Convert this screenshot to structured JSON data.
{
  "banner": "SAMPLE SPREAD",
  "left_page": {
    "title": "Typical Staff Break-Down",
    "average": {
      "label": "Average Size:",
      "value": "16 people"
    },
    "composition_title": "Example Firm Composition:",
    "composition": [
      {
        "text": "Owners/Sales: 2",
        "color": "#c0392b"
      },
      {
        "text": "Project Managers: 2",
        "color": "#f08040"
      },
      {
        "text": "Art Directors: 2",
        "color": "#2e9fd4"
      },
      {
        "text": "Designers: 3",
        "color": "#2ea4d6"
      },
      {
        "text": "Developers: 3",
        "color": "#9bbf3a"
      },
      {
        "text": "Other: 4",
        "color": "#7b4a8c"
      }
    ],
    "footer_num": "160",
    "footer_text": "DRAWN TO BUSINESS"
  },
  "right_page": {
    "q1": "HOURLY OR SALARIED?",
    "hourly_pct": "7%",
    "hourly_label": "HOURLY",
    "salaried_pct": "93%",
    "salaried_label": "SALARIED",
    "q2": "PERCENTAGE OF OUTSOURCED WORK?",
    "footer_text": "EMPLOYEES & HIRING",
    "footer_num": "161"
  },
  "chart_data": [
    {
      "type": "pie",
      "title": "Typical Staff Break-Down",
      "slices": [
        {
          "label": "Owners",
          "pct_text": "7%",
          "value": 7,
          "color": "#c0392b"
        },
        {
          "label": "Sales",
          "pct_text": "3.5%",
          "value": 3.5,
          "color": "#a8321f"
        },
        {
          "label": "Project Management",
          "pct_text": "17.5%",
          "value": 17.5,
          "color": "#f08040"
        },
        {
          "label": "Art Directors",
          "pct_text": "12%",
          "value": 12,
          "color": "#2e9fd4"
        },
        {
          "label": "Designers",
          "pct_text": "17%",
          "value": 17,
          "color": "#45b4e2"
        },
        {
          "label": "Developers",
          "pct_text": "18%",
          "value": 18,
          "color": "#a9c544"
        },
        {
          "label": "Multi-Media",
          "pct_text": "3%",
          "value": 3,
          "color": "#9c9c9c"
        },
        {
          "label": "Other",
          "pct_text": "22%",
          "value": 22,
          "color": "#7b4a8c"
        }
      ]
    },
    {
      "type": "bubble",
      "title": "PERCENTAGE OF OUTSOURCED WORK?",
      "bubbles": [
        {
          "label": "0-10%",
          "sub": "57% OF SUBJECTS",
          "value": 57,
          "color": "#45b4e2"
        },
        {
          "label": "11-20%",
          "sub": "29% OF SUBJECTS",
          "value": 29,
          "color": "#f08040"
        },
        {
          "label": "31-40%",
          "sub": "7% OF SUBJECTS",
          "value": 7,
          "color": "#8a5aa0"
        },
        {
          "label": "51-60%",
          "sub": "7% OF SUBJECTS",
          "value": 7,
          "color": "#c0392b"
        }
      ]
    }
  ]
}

--- Task details ---
Extract all lines that hold the word "Down".

--- Task solution ---
    "title": "Typical Staff Break-Down",
      "title": "Typical Staff Break-Down",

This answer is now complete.